_STATED GOAL_
In the copy, include every entry exactly but none of the pictures.

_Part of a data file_
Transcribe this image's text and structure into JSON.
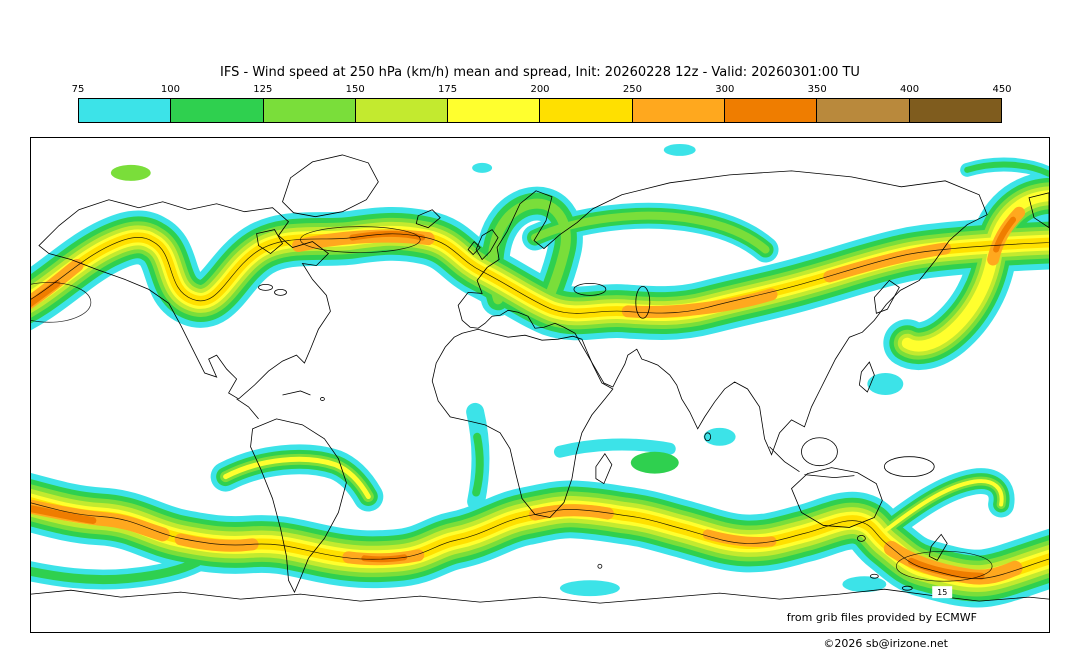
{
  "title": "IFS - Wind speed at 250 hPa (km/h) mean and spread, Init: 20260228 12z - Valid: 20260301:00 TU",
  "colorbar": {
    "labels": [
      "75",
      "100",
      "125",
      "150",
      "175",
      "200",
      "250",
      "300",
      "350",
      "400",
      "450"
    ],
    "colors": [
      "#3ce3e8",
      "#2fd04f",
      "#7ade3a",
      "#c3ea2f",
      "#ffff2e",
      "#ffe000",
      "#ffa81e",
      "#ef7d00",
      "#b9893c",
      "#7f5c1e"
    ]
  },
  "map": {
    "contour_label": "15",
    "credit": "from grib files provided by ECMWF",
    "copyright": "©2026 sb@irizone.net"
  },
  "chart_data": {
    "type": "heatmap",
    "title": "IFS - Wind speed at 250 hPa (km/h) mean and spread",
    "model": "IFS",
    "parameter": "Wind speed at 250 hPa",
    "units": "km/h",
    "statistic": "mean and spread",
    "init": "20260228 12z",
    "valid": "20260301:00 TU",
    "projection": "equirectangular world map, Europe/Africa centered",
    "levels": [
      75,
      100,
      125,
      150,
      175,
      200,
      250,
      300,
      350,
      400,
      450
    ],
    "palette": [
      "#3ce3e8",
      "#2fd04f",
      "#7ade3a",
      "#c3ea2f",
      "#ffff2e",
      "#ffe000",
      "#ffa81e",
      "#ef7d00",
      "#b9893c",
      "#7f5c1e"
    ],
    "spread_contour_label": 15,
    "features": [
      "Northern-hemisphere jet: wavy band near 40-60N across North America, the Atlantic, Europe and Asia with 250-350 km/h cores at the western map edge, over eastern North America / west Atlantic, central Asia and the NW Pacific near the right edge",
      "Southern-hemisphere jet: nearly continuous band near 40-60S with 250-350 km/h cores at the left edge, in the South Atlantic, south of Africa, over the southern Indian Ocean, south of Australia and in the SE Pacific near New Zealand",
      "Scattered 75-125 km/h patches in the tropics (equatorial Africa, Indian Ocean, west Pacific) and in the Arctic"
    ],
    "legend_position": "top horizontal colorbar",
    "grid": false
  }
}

_COMPLETE ANSWER_
Transcribe this image's text and structure into JSON.
{
  "title": "IFS - Wind speed at 250 hPa (km/h) mean and spread, Init: 20260228 12z - Valid: 20260301:00 TU",
  "colorbar": {
    "labels": [
      "75",
      "100",
      "125",
      "150",
      "175",
      "200",
      "250",
      "300",
      "350",
      "400",
      "450"
    ],
    "colors": [
      "#3ce3e8",
      "#2fd04f",
      "#7ade3a",
      "#c3ea2f",
      "#ffff2e",
      "#ffe000",
      "#ffa81e",
      "#ef7d00",
      "#b9893c",
      "#7f5c1e"
    ]
  },
  "map": {
    "contour_label": "15",
    "credit": "from grib files provided by ECMWF",
    "copyright": "©2026 sb@irizone.net"
  },
  "chart_data": {
    "type": "heatmap",
    "title": "IFS - Wind speed at 250 hPa (km/h) mean and spread",
    "model": "IFS",
    "parameter": "Wind speed at 250 hPa",
    "units": "km/h",
    "statistic": "mean and spread",
    "init": "20260228 12z",
    "valid": "20260301:00 TU",
    "projection": "equirectangular world map, Europe/Africa centered",
    "levels": [
      75,
      100,
      125,
      150,
      175,
      200,
      250,
      300,
      350,
      400,
      450
    ],
    "palette": [
      "#3ce3e8",
      "#2fd04f",
      "#7ade3a",
      "#c3ea2f",
      "#ffff2e",
      "#ffe000",
      "#ffa81e",
      "#ef7d00",
      "#b9893c",
      "#7f5c1e"
    ],
    "spread_contour_label": 15,
    "features": [
      "Northern-hemisphere jet: wavy band near 40-60N across North America, the Atlantic, Europe and Asia with 250-350 km/h cores at the western map edge, over eastern North America / west Atlantic, central Asia and the NW Pacific near the right edge",
      "Southern-hemisphere jet: nearly continuous band near 40-60S with 250-350 km/h cores at the left edge, in the South Atlantic, south of Africa, over the southern Indian Ocean, south of Australia and in the SE Pacific near New Zealand",
      "Scattered 75-125 km/h patches in the tropics (equatorial Africa, Indian Ocean, west Pacific) and in the Arctic"
    ],
    "legend_position": "top horizontal colorbar",
    "grid": false
  }
}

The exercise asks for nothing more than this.